[Given exercise] In the material below, reproduce without any change the lines from the one containing "general-description-field[interactable]: دستگاه جرمگیر" up to and including the one containing "general-description-label: شرح کلی".

(Rows from a layout dataset)

>>>

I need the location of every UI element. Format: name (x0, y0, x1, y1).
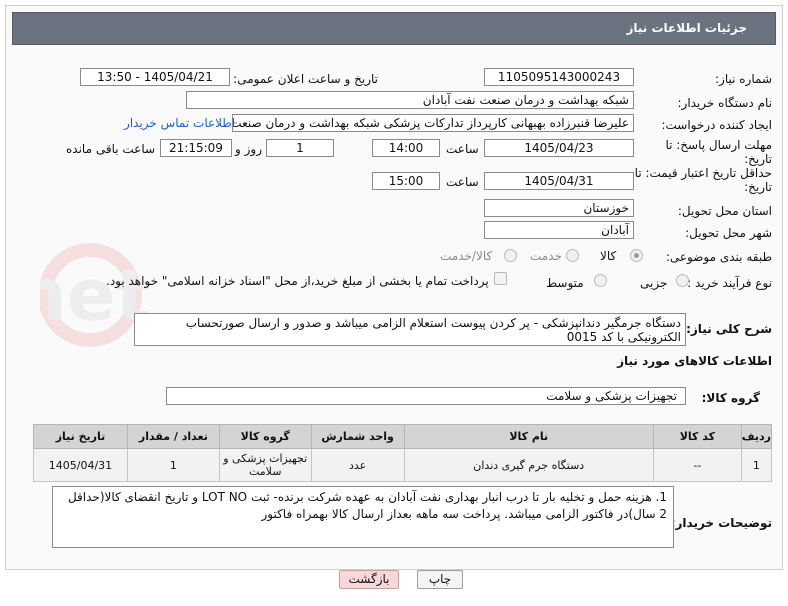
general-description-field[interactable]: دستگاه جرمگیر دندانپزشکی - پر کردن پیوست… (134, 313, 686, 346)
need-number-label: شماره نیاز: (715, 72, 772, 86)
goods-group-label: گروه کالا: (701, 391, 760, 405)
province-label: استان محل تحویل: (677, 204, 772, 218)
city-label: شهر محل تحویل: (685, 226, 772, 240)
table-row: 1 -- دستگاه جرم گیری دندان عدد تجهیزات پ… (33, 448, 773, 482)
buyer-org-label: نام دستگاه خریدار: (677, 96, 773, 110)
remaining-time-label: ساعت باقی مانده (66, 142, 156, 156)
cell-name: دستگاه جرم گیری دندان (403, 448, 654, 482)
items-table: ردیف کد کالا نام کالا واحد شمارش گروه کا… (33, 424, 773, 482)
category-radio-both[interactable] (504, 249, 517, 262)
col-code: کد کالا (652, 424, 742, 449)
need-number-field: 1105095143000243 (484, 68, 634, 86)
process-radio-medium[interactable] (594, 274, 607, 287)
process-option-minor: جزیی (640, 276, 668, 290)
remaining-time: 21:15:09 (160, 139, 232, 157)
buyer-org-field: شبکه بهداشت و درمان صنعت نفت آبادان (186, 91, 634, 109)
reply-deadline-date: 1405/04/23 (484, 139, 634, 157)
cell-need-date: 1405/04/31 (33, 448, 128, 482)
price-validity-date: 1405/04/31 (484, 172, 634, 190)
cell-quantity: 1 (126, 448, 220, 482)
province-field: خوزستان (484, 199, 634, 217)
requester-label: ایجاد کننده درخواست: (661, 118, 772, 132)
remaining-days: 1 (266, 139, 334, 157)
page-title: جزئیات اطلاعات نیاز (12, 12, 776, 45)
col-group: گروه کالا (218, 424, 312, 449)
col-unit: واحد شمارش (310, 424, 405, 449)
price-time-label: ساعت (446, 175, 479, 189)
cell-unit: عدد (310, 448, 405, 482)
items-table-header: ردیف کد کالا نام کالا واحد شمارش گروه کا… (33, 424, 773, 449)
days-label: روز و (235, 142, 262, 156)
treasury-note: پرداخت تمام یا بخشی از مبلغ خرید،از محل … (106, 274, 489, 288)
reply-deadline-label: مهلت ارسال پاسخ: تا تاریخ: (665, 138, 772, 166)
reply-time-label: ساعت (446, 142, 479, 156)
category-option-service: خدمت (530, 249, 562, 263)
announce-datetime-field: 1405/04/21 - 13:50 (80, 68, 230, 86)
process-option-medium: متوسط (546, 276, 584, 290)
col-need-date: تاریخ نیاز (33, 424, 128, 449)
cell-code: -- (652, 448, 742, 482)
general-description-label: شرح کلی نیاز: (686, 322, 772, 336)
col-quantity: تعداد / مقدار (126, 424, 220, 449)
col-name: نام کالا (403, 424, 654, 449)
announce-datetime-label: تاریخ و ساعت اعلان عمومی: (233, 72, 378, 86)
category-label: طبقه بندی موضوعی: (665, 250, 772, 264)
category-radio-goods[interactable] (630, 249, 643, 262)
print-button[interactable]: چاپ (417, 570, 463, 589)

<<<

[The completed task]
general-description-field[interactable]: دستگاه جرمگیر دندانپزشکی - پر کردن پیوست… (134, 313, 686, 346)
need-number-label: شماره نیاز: (715, 72, 772, 86)
goods-group-label: گروه کالا: (701, 391, 760, 405)
province-label: استان محل تحویل: (677, 204, 772, 218)
city-label: شهر محل تحویل: (685, 226, 772, 240)
table-row: 1 -- دستگاه جرم گیری دندان عدد تجهیزات پ… (33, 448, 773, 482)
buyer-org-label: نام دستگاه خریدار: (677, 96, 773, 110)
remaining-time-label: ساعت باقی مانده (66, 142, 156, 156)
cell-name: دستگاه جرم گیری دندان (403, 448, 654, 482)
items-table: ردیف کد کالا نام کالا واحد شمارش گروه کا… (33, 424, 773, 482)
category-radio-both[interactable] (504, 249, 517, 262)
col-code: کد کالا (652, 424, 742, 449)
need-number-field: 1105095143000243 (484, 68, 634, 86)
process-radio-medium[interactable] (594, 274, 607, 287)
process-option-minor: جزیی (640, 276, 668, 290)
remaining-time: 21:15:09 (160, 139, 232, 157)
buyer-org-field: شبکه بهداشت و درمان صنعت نفت آبادان (186, 91, 634, 109)
reply-deadline-date: 1405/04/23 (484, 139, 634, 157)
cell-need-date: 1405/04/31 (33, 448, 128, 482)
price-validity-date: 1405/04/31 (484, 172, 634, 190)
cell-quantity: 1 (126, 448, 220, 482)
province-field: خوزستان (484, 199, 634, 217)
requester-label: ایجاد کننده درخواست: (661, 118, 772, 132)
remaining-days: 1 (266, 139, 334, 157)
page-title: جزئیات اطلاعات نیاز (12, 12, 776, 45)
col-group: گروه کالا (218, 424, 312, 449)
col-unit: واحد شمارش (310, 424, 405, 449)
price-time-label: ساعت (446, 175, 479, 189)
cell-unit: عدد (310, 448, 405, 482)
items-table-header: ردیف کد کالا نام کالا واحد شمارش گروه کا… (33, 424, 773, 449)
days-label: روز و (235, 142, 262, 156)
treasury-note: پرداخت تمام یا بخشی از مبلغ خرید،از محل … (106, 274, 489, 288)
reply-deadline-label: مهلت ارسال پاسخ: تا تاریخ: (665, 138, 772, 166)
reply-time-label: ساعت (446, 142, 479, 156)
category-option-service: خدمت (530, 249, 562, 263)
announce-datetime-field: 1405/04/21 - 13:50 (80, 68, 230, 86)
process-option-medium: متوسط (546, 276, 584, 290)
col-need-date: تاریخ نیاز (33, 424, 128, 449)
cell-code: -- (652, 448, 742, 482)
general-description-label: شرح کلی نیاز: (686, 322, 772, 336)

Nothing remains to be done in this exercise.